> TASK STATEMENT
List each line of the data that holds the word "acad".

> INFORMATION PROVIDED
....
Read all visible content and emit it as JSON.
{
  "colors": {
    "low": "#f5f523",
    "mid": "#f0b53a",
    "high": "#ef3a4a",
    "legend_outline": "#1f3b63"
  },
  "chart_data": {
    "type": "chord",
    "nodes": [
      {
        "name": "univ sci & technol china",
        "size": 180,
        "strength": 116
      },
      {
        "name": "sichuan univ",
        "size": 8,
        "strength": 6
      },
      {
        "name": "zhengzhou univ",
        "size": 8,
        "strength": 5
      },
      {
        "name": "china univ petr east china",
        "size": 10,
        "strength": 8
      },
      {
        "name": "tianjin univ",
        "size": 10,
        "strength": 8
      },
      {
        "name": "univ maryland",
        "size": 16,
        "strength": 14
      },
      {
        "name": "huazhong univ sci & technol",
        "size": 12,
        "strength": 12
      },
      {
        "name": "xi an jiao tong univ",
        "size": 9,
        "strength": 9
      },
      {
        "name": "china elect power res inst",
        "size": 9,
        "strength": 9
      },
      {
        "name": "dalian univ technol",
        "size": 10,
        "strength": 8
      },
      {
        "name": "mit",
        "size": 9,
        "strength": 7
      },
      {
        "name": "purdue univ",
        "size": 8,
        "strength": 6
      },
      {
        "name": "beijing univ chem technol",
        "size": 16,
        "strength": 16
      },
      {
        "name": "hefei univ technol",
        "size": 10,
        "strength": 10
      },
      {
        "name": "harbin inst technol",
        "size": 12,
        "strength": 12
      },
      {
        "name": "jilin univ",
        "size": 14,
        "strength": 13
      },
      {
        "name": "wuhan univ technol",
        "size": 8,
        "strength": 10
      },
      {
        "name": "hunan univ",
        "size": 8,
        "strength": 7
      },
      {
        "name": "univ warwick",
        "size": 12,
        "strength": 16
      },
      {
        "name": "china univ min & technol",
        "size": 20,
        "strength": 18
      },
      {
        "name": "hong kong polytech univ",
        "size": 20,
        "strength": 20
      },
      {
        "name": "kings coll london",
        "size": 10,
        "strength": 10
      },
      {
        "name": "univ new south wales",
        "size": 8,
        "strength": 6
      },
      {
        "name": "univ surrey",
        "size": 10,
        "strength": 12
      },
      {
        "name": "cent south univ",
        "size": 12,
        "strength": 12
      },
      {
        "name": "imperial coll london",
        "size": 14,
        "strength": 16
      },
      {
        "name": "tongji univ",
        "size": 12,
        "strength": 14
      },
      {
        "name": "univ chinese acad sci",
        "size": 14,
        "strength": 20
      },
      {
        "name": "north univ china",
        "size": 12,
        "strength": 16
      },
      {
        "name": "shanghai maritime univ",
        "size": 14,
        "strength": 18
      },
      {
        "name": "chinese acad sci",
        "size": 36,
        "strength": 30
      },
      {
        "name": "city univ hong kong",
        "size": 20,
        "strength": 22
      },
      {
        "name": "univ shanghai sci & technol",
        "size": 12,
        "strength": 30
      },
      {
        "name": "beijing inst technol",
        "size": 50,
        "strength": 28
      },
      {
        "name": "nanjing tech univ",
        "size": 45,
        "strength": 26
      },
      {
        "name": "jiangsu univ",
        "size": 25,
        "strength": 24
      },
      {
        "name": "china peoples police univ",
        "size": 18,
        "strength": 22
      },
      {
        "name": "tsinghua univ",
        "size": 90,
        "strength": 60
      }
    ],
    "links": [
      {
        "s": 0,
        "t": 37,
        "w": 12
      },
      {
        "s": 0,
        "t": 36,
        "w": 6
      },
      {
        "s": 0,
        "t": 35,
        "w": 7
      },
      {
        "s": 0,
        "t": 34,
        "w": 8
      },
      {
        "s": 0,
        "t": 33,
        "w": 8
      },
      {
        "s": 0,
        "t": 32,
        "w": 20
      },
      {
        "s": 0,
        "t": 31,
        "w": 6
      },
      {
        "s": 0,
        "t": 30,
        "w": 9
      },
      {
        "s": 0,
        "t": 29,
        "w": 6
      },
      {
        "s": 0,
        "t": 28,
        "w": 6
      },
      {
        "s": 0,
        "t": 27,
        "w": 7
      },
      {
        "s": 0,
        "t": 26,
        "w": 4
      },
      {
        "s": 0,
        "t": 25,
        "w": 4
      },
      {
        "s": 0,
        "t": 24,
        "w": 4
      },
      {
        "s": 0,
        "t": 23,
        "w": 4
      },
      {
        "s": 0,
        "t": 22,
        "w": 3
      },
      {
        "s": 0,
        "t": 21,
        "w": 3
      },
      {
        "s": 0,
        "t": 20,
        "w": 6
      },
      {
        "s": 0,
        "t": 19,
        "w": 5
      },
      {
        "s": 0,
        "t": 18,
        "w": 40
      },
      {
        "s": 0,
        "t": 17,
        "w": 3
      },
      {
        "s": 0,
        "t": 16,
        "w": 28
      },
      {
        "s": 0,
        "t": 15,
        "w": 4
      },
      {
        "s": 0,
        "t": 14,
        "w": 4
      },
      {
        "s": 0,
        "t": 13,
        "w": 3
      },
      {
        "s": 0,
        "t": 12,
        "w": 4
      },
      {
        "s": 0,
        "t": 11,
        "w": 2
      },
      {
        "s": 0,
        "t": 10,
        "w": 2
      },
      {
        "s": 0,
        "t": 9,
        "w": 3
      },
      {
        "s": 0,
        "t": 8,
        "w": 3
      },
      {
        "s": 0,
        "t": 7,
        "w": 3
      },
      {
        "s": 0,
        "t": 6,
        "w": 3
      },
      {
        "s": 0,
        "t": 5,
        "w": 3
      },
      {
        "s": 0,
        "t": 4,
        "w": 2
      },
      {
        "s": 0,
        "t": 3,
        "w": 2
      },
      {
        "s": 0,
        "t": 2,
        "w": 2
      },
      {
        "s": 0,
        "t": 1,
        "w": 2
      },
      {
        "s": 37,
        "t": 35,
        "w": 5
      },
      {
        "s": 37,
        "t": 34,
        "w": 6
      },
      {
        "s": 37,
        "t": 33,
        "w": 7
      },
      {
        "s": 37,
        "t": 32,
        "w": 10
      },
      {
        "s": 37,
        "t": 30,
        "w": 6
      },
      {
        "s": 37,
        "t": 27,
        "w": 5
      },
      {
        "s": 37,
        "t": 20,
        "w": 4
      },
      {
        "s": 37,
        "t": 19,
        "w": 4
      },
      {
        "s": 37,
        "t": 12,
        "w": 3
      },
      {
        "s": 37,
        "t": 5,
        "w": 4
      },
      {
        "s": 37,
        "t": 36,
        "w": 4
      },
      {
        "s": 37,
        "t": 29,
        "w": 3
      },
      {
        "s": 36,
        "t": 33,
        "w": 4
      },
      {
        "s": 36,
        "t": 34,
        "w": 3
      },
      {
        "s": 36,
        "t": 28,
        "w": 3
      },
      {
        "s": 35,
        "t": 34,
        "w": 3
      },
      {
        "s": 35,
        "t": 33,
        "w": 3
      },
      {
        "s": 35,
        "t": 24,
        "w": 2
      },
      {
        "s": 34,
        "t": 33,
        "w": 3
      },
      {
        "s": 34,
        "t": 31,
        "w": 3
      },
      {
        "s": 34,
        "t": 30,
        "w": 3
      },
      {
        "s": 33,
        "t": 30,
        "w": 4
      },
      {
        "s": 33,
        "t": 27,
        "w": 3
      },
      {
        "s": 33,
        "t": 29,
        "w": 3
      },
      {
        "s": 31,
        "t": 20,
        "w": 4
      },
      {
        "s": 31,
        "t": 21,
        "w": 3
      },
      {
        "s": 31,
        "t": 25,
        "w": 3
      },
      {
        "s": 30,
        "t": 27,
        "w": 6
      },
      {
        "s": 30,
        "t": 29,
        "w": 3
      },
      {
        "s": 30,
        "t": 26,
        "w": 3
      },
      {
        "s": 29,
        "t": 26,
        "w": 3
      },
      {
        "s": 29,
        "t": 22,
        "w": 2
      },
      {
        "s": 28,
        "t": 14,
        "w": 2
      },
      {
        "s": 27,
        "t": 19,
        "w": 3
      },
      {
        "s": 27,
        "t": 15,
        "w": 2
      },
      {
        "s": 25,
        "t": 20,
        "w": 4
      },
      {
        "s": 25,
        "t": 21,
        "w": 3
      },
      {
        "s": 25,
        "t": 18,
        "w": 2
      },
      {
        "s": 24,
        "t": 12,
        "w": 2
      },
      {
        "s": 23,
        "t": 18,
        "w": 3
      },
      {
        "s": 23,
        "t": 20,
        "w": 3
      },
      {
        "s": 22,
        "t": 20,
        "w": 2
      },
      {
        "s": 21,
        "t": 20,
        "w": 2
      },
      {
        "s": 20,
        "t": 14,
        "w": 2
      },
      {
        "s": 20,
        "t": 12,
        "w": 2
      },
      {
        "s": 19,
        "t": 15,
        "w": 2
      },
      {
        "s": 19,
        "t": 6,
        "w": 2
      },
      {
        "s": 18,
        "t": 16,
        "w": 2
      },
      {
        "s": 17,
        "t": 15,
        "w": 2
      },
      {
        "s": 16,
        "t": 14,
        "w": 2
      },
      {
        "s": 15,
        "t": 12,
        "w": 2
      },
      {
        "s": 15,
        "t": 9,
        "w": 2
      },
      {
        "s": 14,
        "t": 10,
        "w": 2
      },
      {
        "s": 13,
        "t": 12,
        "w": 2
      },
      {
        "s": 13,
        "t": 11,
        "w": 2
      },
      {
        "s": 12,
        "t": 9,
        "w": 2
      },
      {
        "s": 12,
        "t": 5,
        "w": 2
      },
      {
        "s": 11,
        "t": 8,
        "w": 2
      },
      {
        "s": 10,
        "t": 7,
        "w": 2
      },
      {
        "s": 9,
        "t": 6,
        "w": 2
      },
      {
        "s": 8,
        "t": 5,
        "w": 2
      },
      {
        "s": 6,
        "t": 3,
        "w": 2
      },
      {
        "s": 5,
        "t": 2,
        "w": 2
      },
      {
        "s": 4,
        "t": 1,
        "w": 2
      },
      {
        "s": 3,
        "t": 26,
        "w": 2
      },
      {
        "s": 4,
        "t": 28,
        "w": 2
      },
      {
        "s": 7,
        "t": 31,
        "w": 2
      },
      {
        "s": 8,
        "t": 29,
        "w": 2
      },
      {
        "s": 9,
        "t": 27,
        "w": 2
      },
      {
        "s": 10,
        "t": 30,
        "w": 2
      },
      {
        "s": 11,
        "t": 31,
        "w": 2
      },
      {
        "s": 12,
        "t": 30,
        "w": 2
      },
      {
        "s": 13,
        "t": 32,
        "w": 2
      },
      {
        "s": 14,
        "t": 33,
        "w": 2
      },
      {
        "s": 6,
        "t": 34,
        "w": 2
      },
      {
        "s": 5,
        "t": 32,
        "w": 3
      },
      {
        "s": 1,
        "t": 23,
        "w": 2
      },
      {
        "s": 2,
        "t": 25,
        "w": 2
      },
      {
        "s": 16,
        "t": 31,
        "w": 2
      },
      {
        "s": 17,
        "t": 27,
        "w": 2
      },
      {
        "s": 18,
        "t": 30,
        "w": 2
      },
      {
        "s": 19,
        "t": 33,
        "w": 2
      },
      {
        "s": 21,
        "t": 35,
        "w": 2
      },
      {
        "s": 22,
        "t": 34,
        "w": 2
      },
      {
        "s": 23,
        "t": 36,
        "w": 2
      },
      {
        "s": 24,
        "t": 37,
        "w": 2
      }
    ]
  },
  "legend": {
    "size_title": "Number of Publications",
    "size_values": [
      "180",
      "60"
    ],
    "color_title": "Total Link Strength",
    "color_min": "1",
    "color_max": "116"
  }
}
....
> EXERCISE SOLUTION
        "name": "univ chinese acad sci",
        "name": "chinese acad sci",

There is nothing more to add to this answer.